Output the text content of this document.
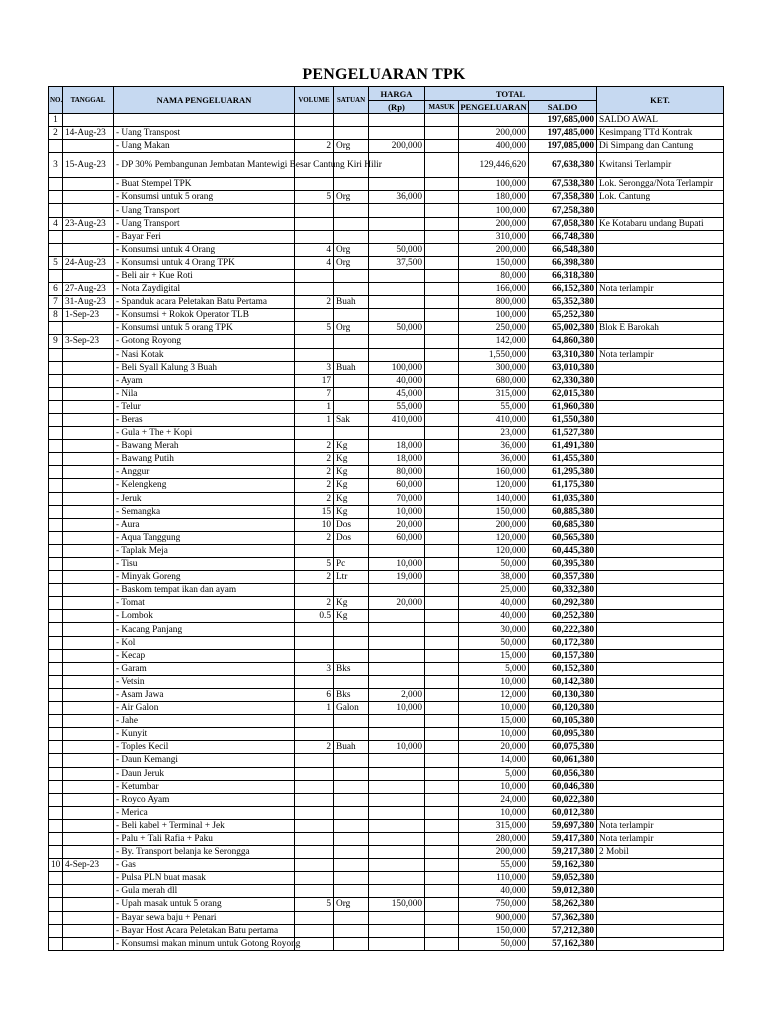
PENGELUARAN TPK
NO.	TANGGAL	NAMA PENGELUARAN	VOLUME	SATUAN	HARGA	TOTAL			KET.
					(Rp)	MASUK	PENGELUARAN	SALDO	
1								197,685,000	SALDO AWAL
2	14-Aug-23	- Uang Transpost					200,000	197,485,000	Kesimpang TTd Kontrak
		- Uang Makan	2	Org	200,000		400,000	197,085,000	Di Simpang dan Cantung
3	15-Aug-23	- DP 30% Pembangunan Jembatan Mantewigi Besar Cantung Kiri Hilir					129,446,620	67,638,380	Kwitansi Terlampir
		- Buat Stempel TPK					100,000	67,538,380	Lok. Serongga/Nota Terlampir
		- Konsumsi untuk 5 orang	5	Org	36,000		180,000	67,358,380	Lok. Cantung
		- Uang Transport					100,000	67,258,380	
4	23-Aug-23	- Uang Transport					200,000	67,058,380	Ke Kotabaru undang Bupati
		- Bayar Feri					310,000	66,748,380	
		- Konsumsi untuk 4 Orang	4	Org	50,000		200,000	66,548,380	
5	24-Aug-23	- Konsumsi untuk 4 Orang TPK	4	Org	37,500		150,000	66,398,380	
		- Beli air + Kue Roti					80,000	66,318,380	
6	27-Aug-23	- Nota Zaydigital					166,000	66,152,380	Nota terlampir
7	31-Aug-23	- Spanduk acara Peletakan Batu Pertama	2	Buah			800,000	65,352,380	
8	1-Sep-23	- Konsumsi + Rokok Operator TLB					100,000	65,252,380	
		- Konsumsi untuk 5 orang TPK	5	Org	50,000		250,000	65,002,380	Blok E Barokah
9	3-Sep-23	- Gotong Royong					142,000	64,860,380	
		- Nasi Kotak					1,550,000	63,310,380	Nota terlampir
		- Beli Syall Kalung 3 Buah	3	Buah	100,000		300,000	63,010,380	
		- Ayam	17		40,000		680,000	62,330,380	
		- Nila	7		45,000		315,000	62,015,380	
		- Telur	1		55,000		55,000	61,960,380	
		- Beras	1	Sak	410,000		410,000	61,550,380	
		- Gula + The + Kopi					23,000	61,527,380	
		- Bawang Merah	2	Kg	18,000		36,000	61,491,380	
		- Bawang Putih	2	Kg	18,000		36,000	61,455,380	
		- Anggur	2	Kg	80,000		160,000	61,295,380	
		- Kelengkeng	2	Kg	60,000		120,000	61,175,380	
		- Jeruk	2	Kg	70,000		140,000	61,035,380	
		- Semangka	15	Kg	10,000		150,000	60,885,380	
		- Aura	10	Dos	20,000		200,000	60,685,380	
		- Aqua Tanggung	2	Dos	60,000		120,000	60,565,380	
		- Taplak Meja					120,000	60,445,380	
		- Tisu	5	Pc	10,000		50,000	60,395,380	
		- Minyak Goreng	2	Ltr	19,000		38,000	60,357,380	
		- Baskom tempat ikan dan ayam					25,000	60,332,380	
		- Tomat	2	Kg	20,000		40,000	60,292,380	
		- Lombok	0.5	Kg			40,000	60,252,380	
		- Kacang Panjang					30,000	60,222,380	
		- Kol					50,000	60,172,380	
		- Kecap					15,000	60,157,380	
		- Garam	3	Bks			5,000	60,152,380	
		- Vetsin					10,000	60,142,380	
		- Asam Jawa	6	Bks	2,000		12,000	60,130,380	
		- Air Galon	1	Galon	10,000		10,000	60,120,380	
		- Jahe					15,000	60,105,380	
		- Kunyit					10,000	60,095,380	
		- Toples Kecil	2	Buah	10,000		20,000	60,075,380	
		- Daun Kemangi					14,000	60,061,380	
		- Daun Jeruk					5,000	60,056,380	
		- Ketumbar					10,000	60,046,380	
		- Royco Ayam					24,000	60,022,380	
		- Merica					10,000	60,012,380	
		- Beli kabel + Terminal + Jek					315,000	59,697,380	Nota terlampir
		- Palu + Tali Rafia + Paku					280,000	59,417,380	Nota terlampir
		- By. Transport belanja ke Serongga					200,000	59,217,380	2 Mobil
10	4-Sep-23	- Gas					55,000	59,162,380	
		- Pulsa PLN buat masak					110,000	59,052,380	
		- Gula merah dll					40,000	59,012,380	
		- Upah masak untuk 5 orang	5	Org	150,000		750,000	58,262,380	
		- Bayar sewa baju + Penari					900,000	57,362,380	
		- Bayar Host Acara Peletakan Batu pertama					150,000	57,212,380	
		- Konsumsi makan minum untuk Gotong Royong					50,000	57,162,380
# # # #
* **Given task**:
Go through the preceding material and copy each line that has the word "Uang".

* **The answer**:
2	14-Aug-23	- Uang Transpost					200,000	197,485,000	Kesimpang TTd Kontrak
		- Uang Makan	2	Org	200,000		400,000	197,085,000	Di Simpang dan Cantung
		- Uang Transport					100,000	67,258,380	
4	23-Aug-23	- Uang Transport					200,000	67,058,380	Ke Kotabaru undang Bupati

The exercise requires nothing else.